Source extract
....................

This is using real1 and real8 and happens only on this special build. 
same thing happens on cnet radio live(cnet.com ,click on 'Listen Live' on 
bottom right). Confirmed with Beppe.
 
will update once again after finishing my tests.
I'm seeing the same thing Shrir is seeing but only with the build found here:
http://warp.mcom.com/u/av/publish_html/mozilla-100CPU.zip
If I apply attachment 99762 [details] [diff] [review] to my debug trunk build, I do not crash. I'll double
check the optmized build I built with this patch at home later.
I am also testing av's build. Tested flash, qt, java, and real1. I had up to 10
different windows open each with at least one active plug-in (some had several
instances). I did not experience reduced performance, the app did not lock up
either. I ran through most of the URL's referenced in this bug as well as the
macromedia site, the quicktime site, bmwfilms, aim.com, izzy-sings.com. It's
looking great.

....................

Material provided
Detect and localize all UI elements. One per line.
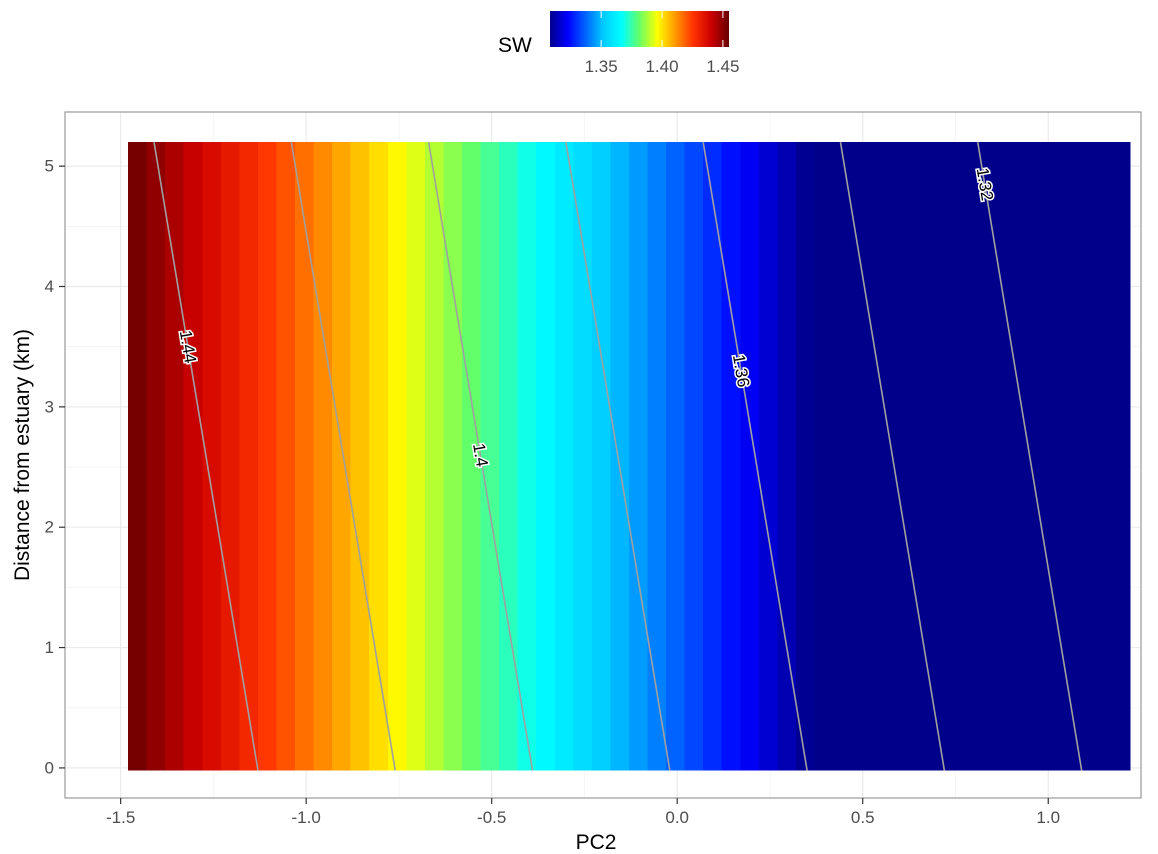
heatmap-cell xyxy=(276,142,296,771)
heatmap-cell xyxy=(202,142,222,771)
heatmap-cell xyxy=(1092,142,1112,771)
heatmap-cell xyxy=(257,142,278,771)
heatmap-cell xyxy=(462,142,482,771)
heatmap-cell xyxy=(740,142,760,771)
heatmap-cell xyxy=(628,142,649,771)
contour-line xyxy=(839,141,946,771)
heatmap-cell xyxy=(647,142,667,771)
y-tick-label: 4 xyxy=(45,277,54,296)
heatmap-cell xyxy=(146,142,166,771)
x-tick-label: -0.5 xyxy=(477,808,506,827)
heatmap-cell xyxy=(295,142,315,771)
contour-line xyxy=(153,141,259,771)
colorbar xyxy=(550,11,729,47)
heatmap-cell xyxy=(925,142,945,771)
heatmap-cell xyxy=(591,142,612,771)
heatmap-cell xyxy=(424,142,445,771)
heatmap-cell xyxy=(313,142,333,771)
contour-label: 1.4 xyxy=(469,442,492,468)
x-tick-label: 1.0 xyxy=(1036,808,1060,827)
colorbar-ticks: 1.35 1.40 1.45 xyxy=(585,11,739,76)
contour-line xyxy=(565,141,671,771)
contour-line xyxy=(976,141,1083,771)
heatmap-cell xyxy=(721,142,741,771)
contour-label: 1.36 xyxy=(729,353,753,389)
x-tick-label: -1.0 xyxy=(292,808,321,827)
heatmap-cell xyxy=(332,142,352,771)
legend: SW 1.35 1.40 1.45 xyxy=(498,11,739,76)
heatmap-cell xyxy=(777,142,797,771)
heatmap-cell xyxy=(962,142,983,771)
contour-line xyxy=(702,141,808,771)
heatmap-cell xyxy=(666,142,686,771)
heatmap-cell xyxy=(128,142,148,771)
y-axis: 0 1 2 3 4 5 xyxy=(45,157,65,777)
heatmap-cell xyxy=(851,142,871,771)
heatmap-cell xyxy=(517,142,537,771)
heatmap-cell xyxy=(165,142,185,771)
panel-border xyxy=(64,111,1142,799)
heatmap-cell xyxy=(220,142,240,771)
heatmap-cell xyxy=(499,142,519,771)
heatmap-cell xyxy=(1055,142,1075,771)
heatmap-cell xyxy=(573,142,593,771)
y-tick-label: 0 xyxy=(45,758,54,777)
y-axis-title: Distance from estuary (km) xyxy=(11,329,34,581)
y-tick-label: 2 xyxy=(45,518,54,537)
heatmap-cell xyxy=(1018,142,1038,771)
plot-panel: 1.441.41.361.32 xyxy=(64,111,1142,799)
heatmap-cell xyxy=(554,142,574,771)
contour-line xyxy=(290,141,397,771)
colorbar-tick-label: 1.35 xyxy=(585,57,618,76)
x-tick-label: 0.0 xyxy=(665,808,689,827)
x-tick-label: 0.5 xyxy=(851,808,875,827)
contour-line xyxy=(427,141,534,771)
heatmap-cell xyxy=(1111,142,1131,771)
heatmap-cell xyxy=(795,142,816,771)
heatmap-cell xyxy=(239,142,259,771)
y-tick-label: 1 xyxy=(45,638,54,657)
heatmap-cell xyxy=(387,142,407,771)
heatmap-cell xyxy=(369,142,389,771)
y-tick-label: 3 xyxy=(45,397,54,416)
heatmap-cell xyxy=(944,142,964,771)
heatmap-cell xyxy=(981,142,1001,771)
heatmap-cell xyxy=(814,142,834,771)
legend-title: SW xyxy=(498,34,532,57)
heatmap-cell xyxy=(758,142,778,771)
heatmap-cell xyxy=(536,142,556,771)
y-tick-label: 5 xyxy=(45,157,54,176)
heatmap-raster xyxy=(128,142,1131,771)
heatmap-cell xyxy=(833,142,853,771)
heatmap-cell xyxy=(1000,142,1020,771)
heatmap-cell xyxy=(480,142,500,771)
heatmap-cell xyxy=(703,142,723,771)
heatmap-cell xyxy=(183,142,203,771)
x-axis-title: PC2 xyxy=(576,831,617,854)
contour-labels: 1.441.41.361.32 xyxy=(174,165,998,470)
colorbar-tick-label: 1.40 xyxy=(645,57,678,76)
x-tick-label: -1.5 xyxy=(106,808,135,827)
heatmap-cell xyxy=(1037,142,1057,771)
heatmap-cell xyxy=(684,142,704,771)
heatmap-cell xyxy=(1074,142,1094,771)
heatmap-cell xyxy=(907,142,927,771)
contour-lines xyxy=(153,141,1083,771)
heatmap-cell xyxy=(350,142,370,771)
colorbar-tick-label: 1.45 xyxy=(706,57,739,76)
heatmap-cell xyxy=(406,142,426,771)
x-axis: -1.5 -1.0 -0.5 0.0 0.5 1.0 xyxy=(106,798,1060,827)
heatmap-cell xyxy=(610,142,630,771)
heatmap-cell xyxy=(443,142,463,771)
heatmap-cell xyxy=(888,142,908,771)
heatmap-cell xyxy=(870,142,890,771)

....................

Exercises to complete
1 - According to the plug-in testing thread, on what grounds does the tester of av's build judge that it is "looking great"?
2 - Continue the plug-in testing thread from its final sentence.
The data plays no role in what is asked here.

Solved tasks
1 - The tester ran flash, qt, java and real1 with up to 10 windows open, each with at least one active plug-in and some with several instances. Performance did not drop and the app did not lock up, even across most of the bug's URLs and the macromedia, quicktime, bmwfilms, aim.com and izzy-sings.com sites.

2 -
I was able to repro the crash that Shrir describes, but could not repro the
crash on the current trunk build.
and WMP too -- forgot to mention that one
Well, I don't build optimized frequently, so maybe I did not do it right way.
Could have I missed something? I specified MOZCONFIG with the following three
options:
  ac_add_options --enable-crypto
  ac_add_options --disable-debug
  ac_add_options --enable-optimize
Then updated the tree, clobbered and rebuild. Zip only contains /bin folder content.
We need to make sure that this is not like my local build is spoiled. I am
rebuilding with symbols now, would be nice if somebody can rebuild optimized
with the patch on the fresh tree.
Comment on attachment 99762 [details] [diff] [review]
patch v.17.1

- In nsObjectFrame.cpp:

+  nsCOMPtr<nsIPluginInstance> inst;
+
   // we need to finish with the plugin before native window is destroyed
   // doing this in the destructor is too late.
   if(mInstanceOwner != nsnull)
   {
-    nsIPluginInstance *inst;
-    if(NS_OK == mInstanceOwner->GetInstance(inst))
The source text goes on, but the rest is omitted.